Raw data:

↓

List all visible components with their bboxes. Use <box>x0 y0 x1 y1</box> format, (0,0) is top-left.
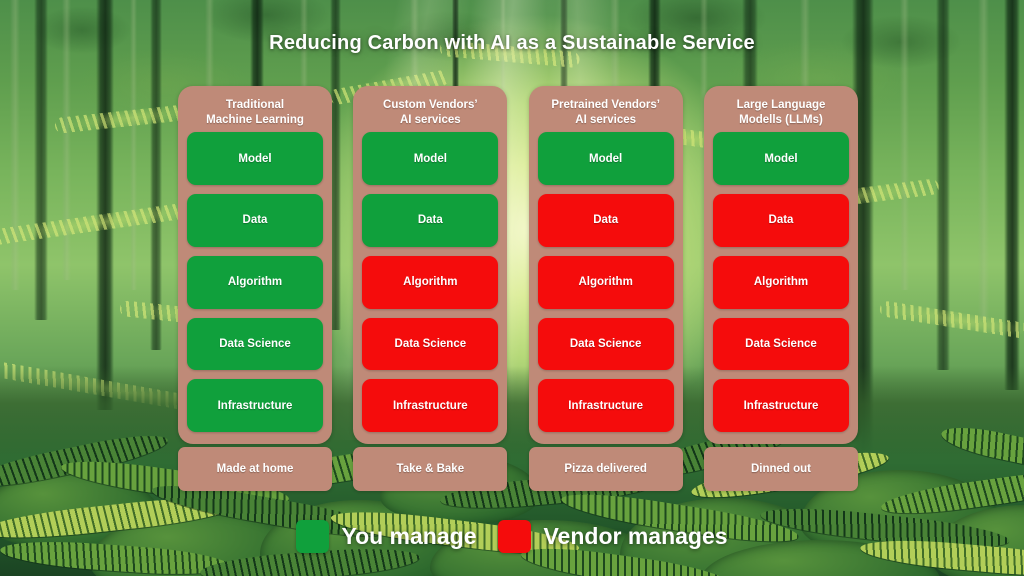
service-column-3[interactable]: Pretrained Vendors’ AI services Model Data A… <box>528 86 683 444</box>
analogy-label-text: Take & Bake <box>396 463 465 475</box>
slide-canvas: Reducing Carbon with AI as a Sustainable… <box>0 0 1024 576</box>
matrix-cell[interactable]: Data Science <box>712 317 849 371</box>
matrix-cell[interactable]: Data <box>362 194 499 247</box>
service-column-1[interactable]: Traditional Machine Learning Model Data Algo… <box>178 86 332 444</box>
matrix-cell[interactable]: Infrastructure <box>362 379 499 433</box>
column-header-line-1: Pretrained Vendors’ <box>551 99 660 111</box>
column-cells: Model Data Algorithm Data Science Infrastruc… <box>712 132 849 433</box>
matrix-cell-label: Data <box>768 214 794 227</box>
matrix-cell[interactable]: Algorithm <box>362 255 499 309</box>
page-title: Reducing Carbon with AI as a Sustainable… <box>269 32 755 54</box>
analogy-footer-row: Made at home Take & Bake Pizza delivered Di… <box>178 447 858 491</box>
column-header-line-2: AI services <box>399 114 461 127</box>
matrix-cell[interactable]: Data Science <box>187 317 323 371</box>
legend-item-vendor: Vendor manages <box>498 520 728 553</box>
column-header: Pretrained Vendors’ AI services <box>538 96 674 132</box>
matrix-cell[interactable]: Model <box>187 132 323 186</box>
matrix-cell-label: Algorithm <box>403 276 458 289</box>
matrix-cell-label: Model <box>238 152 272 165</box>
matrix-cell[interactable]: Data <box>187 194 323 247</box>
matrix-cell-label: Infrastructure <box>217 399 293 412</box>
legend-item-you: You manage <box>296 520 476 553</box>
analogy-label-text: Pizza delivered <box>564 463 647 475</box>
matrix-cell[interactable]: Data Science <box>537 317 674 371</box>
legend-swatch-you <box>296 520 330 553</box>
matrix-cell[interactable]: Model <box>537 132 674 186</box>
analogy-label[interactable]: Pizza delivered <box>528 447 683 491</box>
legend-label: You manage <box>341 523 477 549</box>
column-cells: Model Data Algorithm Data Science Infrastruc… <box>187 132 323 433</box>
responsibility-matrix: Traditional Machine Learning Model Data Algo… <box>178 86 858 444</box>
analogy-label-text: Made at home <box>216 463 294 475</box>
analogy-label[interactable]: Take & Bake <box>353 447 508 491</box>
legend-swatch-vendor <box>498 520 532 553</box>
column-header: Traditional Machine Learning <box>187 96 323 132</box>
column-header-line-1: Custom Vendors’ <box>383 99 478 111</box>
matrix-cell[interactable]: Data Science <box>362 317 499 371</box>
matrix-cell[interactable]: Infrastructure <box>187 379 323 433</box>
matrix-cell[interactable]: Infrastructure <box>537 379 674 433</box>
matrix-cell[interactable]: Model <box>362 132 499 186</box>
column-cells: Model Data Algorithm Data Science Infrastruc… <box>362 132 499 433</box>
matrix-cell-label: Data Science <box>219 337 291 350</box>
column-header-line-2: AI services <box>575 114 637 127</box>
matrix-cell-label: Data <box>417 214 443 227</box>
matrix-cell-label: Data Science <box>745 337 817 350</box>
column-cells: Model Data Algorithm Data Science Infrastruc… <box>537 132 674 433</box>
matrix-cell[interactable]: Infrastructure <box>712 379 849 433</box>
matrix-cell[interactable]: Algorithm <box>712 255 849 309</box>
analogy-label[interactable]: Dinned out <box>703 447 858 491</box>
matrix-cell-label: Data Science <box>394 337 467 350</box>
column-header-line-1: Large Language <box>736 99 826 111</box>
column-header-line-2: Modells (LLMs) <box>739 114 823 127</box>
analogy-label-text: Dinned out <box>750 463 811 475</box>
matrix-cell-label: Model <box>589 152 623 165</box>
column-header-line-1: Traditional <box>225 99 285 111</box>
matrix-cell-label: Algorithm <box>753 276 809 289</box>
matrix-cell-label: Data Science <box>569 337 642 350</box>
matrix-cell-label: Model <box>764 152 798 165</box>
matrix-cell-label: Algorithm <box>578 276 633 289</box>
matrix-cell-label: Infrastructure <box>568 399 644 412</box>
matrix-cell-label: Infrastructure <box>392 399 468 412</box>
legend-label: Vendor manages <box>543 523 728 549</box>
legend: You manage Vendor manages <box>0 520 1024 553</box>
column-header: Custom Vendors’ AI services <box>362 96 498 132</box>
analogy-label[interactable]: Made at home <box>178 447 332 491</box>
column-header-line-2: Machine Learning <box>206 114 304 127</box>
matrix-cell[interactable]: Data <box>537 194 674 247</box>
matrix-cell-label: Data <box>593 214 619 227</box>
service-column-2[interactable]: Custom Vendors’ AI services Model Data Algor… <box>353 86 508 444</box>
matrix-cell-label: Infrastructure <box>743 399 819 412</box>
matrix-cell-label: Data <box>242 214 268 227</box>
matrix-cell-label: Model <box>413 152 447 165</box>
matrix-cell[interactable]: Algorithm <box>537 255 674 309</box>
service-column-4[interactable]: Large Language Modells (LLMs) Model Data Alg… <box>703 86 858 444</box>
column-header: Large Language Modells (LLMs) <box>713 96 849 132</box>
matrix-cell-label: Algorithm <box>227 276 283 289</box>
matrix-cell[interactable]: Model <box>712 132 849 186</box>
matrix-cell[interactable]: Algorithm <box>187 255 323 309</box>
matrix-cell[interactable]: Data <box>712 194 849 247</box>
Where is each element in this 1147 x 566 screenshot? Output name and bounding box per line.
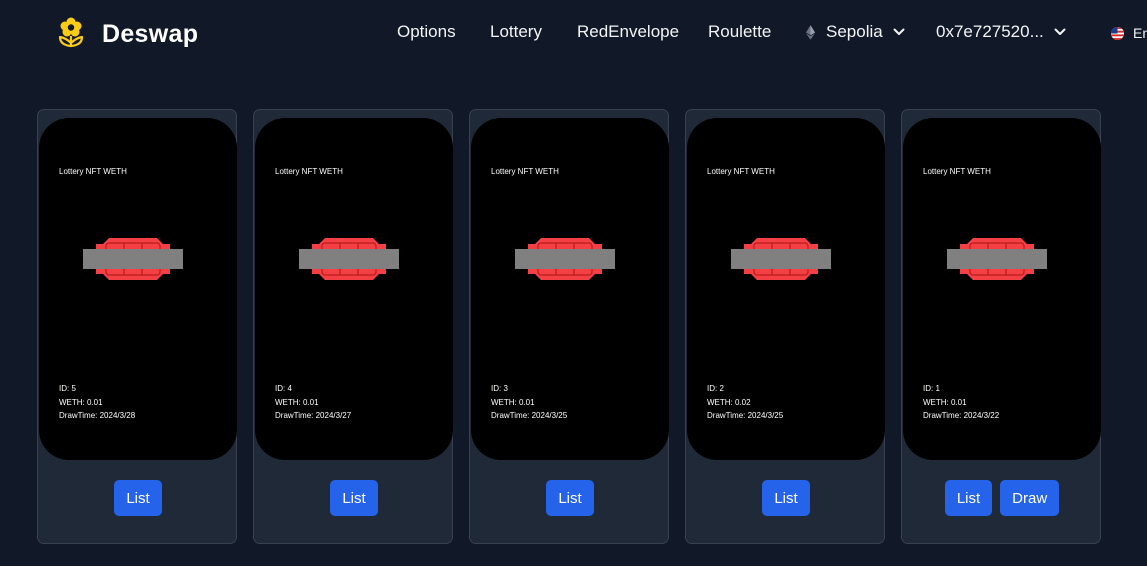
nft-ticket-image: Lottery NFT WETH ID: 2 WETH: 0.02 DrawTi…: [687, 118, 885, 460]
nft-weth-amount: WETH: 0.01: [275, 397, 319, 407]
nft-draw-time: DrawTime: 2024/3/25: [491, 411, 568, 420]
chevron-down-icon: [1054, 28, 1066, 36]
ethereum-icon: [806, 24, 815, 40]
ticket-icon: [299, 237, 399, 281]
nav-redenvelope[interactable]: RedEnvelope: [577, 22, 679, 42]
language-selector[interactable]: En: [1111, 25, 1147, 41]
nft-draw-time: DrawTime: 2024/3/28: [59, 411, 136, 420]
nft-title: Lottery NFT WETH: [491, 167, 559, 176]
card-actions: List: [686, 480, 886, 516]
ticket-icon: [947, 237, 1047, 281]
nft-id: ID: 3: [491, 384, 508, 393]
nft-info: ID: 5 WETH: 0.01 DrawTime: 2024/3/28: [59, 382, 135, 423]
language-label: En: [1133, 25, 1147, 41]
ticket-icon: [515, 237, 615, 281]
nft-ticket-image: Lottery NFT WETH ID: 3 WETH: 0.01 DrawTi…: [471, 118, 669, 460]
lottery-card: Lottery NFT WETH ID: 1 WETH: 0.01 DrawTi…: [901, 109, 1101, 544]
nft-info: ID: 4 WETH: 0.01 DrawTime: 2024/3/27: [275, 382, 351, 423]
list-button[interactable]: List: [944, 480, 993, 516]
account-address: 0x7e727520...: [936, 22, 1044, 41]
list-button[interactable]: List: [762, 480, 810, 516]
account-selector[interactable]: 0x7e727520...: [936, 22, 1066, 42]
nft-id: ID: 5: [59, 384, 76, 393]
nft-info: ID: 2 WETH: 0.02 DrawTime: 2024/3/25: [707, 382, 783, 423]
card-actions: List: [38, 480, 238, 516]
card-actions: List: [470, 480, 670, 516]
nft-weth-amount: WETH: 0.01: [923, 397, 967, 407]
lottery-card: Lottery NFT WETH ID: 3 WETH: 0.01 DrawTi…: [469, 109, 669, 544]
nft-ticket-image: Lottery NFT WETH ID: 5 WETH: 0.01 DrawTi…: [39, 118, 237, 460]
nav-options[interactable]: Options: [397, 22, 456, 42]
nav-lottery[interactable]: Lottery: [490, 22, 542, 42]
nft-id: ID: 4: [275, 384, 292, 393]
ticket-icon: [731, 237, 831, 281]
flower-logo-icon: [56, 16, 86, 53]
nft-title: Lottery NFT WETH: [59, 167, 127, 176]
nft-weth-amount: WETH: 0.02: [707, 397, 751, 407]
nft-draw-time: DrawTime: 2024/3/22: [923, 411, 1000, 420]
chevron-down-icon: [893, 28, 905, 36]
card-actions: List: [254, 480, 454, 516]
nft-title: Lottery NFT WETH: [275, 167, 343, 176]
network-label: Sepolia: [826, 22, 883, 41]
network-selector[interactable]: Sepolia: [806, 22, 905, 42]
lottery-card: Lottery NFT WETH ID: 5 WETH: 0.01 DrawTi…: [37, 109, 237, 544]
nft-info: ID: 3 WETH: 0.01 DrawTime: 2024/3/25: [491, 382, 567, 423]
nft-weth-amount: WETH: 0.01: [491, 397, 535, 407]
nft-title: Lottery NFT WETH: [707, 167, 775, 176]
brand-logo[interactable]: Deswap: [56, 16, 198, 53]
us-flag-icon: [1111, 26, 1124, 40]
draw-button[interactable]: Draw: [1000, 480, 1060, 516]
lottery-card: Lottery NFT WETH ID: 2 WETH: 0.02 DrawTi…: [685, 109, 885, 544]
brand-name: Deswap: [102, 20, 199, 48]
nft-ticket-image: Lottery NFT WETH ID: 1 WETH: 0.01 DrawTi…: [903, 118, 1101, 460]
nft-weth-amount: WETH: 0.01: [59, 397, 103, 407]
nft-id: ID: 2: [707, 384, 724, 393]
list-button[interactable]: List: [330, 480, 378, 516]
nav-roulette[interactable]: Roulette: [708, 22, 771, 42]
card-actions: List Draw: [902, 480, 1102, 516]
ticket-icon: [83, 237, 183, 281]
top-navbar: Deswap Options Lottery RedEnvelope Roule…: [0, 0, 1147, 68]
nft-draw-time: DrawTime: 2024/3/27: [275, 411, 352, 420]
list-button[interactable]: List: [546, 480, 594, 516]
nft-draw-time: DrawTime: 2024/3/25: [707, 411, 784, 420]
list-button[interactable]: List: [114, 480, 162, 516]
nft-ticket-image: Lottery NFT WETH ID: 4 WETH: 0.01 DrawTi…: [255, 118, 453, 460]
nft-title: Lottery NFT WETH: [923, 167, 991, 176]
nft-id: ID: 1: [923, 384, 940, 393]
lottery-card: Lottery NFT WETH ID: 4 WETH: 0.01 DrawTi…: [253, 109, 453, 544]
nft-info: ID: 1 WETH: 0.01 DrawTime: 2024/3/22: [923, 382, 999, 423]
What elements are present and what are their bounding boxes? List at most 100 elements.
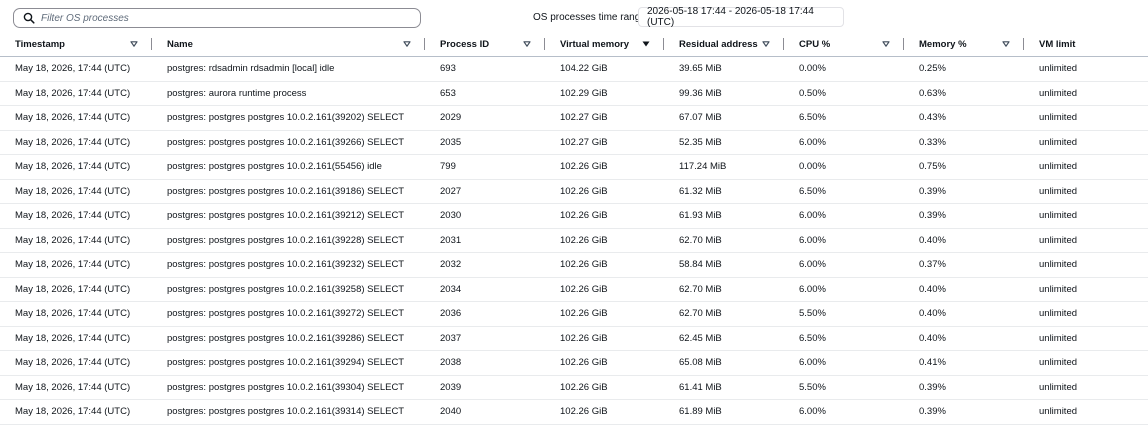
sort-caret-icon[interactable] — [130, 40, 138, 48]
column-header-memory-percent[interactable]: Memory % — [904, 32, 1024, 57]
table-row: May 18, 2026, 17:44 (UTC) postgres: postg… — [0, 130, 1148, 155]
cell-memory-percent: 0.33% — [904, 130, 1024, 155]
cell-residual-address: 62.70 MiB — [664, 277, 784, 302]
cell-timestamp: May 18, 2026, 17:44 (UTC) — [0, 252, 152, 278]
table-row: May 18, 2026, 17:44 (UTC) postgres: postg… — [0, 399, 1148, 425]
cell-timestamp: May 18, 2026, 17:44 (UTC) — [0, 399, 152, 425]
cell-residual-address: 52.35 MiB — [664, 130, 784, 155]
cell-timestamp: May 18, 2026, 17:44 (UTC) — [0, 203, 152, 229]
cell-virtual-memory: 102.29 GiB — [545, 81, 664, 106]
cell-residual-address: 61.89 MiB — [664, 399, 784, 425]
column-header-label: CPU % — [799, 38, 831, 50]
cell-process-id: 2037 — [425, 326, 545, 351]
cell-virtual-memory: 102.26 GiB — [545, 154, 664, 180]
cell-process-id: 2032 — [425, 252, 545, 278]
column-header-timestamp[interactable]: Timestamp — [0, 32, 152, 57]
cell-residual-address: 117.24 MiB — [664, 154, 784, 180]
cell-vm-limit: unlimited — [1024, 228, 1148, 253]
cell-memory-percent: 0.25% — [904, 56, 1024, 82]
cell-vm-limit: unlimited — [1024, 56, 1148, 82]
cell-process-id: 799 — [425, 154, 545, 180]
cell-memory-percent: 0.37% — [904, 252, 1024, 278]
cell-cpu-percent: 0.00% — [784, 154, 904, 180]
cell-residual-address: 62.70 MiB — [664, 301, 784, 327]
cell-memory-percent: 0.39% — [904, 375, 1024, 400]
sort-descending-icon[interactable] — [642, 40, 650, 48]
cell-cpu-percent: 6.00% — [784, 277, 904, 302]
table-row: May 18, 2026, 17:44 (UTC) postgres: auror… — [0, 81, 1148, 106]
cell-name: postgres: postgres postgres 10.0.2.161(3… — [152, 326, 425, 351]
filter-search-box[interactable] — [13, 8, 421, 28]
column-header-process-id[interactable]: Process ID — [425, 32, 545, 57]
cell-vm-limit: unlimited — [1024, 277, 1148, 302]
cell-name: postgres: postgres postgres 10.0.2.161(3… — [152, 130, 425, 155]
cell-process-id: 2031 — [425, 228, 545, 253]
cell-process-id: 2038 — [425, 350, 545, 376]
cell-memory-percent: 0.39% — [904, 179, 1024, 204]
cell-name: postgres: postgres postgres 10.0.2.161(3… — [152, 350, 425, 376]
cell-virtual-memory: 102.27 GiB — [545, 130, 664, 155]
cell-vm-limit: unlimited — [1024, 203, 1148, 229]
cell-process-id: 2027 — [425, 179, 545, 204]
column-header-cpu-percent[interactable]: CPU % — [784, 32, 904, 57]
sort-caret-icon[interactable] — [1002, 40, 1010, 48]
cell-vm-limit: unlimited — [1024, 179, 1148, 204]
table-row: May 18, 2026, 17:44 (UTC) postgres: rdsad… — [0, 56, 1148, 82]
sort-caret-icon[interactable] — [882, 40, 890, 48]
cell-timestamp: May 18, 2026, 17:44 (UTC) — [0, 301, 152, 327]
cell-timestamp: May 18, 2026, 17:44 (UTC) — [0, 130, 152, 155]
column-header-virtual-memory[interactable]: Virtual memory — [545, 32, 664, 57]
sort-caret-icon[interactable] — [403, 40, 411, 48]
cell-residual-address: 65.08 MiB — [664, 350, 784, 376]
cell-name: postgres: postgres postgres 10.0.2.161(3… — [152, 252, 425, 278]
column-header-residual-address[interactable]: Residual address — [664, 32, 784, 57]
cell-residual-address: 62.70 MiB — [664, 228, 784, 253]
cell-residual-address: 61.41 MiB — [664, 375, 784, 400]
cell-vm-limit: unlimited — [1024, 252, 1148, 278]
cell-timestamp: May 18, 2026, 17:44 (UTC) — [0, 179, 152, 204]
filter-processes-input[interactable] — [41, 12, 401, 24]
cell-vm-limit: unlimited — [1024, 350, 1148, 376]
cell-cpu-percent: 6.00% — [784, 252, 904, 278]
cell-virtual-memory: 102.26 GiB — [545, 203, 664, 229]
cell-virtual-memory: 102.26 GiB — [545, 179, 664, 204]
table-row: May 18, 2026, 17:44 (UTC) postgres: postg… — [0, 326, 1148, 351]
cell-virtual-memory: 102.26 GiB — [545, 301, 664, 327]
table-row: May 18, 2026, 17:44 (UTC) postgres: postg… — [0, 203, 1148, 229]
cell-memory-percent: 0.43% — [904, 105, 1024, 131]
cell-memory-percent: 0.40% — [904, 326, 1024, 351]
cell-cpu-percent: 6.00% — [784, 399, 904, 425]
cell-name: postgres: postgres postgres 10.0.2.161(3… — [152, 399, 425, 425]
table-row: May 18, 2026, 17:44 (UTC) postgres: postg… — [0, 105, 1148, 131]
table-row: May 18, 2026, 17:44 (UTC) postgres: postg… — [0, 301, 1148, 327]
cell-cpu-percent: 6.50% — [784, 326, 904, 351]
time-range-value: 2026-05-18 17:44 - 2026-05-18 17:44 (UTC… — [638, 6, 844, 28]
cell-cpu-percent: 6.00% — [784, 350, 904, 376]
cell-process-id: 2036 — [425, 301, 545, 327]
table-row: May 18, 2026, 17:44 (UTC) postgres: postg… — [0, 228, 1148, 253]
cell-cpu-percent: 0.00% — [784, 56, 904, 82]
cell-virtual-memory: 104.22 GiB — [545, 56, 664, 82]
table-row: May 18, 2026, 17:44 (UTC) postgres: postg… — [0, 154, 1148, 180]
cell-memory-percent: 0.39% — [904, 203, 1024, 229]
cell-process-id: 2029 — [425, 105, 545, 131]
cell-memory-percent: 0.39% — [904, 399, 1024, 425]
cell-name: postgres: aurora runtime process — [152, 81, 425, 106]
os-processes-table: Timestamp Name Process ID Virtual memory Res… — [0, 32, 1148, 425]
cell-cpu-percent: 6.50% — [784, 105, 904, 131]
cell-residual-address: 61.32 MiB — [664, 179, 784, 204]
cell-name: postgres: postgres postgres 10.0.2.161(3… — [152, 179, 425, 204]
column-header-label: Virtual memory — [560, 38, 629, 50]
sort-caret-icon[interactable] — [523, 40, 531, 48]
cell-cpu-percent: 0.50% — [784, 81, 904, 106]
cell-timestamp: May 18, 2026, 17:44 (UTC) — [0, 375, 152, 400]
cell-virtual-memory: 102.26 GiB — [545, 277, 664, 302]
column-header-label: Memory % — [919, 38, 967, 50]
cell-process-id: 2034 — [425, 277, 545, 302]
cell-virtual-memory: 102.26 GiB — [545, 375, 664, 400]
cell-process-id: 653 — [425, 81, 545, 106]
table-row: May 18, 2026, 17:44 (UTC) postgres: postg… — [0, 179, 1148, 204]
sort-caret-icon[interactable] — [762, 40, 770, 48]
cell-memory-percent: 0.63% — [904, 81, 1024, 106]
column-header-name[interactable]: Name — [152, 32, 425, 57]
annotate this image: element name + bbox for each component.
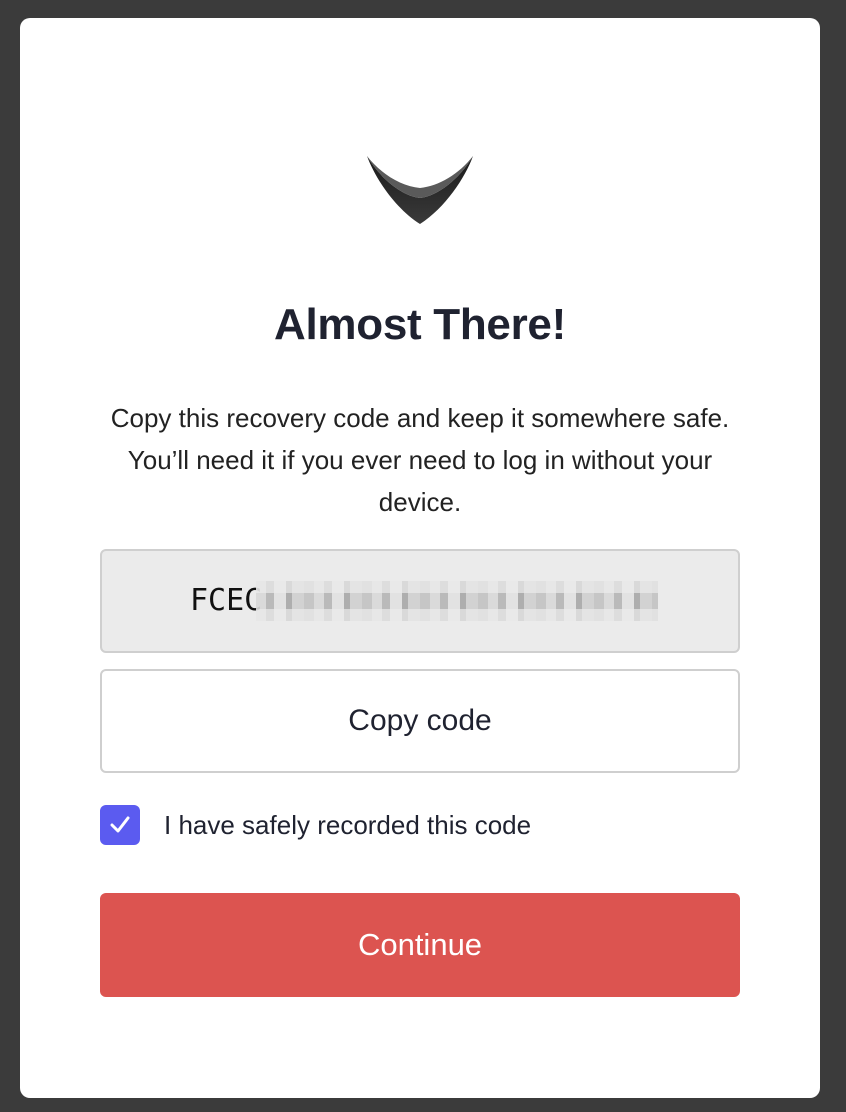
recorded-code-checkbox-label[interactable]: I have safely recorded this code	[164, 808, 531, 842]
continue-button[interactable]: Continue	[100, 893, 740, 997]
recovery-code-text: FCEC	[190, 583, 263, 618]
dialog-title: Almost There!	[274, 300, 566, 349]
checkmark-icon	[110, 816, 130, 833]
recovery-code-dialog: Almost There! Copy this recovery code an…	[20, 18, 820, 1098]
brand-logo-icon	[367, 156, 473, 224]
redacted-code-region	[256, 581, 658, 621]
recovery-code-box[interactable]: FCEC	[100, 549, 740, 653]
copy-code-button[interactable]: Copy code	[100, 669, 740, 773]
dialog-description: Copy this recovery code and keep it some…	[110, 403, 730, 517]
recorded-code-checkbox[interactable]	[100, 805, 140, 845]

↑

Task prompt: Set down, word for word, the lines of the listing above, starting with the line that contains "sort-caret-icon[interactable] — [130, 40, 138, 48]" and going on through the line that contains "130, 1148, 155]".

Answer to this task:
sort-caret-icon[interactable] — [130, 40, 138, 48]
column-header-memory-percent[interactable]: Memory % — [904, 32, 1024, 57]
table-row: May 18, 2026, 17:44 (UTC) postgres: postg… — [0, 130, 1148, 155]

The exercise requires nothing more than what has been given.